── Material provided ──
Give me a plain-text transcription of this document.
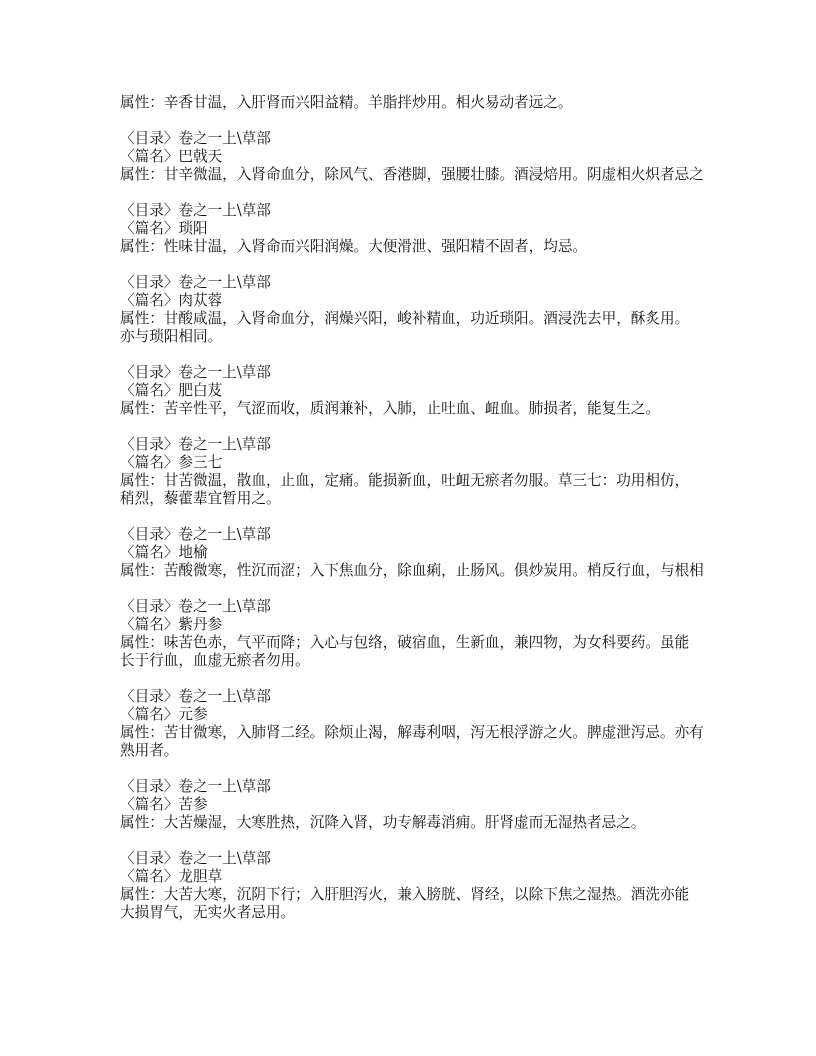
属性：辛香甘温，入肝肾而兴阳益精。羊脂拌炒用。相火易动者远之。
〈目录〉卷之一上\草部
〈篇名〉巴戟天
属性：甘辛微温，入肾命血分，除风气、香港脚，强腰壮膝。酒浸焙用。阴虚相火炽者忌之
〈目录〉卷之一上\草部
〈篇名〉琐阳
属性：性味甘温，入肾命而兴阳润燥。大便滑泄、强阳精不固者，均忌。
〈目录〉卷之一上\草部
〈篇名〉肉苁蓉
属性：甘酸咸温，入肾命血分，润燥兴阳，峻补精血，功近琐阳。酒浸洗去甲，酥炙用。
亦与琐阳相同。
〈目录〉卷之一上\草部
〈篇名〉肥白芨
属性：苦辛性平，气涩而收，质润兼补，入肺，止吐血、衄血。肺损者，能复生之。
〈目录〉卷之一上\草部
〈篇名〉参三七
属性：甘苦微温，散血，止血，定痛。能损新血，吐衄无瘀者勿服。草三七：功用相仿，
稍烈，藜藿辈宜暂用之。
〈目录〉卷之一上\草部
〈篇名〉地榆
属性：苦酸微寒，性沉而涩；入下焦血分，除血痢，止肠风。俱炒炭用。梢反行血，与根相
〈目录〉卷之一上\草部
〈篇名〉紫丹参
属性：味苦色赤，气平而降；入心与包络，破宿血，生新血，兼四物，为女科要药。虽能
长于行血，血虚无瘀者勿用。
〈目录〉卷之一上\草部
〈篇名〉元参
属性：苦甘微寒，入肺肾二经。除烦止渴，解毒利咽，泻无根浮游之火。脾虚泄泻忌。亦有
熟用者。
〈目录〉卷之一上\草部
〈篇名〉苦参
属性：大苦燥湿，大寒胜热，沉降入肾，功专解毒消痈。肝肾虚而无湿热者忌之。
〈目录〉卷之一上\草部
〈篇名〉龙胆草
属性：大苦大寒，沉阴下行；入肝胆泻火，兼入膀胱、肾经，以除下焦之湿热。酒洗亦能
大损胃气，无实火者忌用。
───
── Material provided ──
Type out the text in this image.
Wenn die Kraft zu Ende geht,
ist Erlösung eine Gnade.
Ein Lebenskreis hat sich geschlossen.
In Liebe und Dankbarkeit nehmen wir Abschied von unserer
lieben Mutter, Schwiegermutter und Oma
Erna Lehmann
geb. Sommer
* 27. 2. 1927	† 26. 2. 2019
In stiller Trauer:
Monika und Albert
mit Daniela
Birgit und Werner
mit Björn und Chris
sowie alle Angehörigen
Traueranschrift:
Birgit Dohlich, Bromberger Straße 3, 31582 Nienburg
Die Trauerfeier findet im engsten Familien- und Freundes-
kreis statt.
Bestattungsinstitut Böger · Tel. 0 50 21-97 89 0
───
• [Exercise task]
Find each line holding the string "Birgit" and copy it out.

• [Task response]
Birgit und Werner
Birgit Dohlich, Bromberger Straße 3, 31582 Nienburg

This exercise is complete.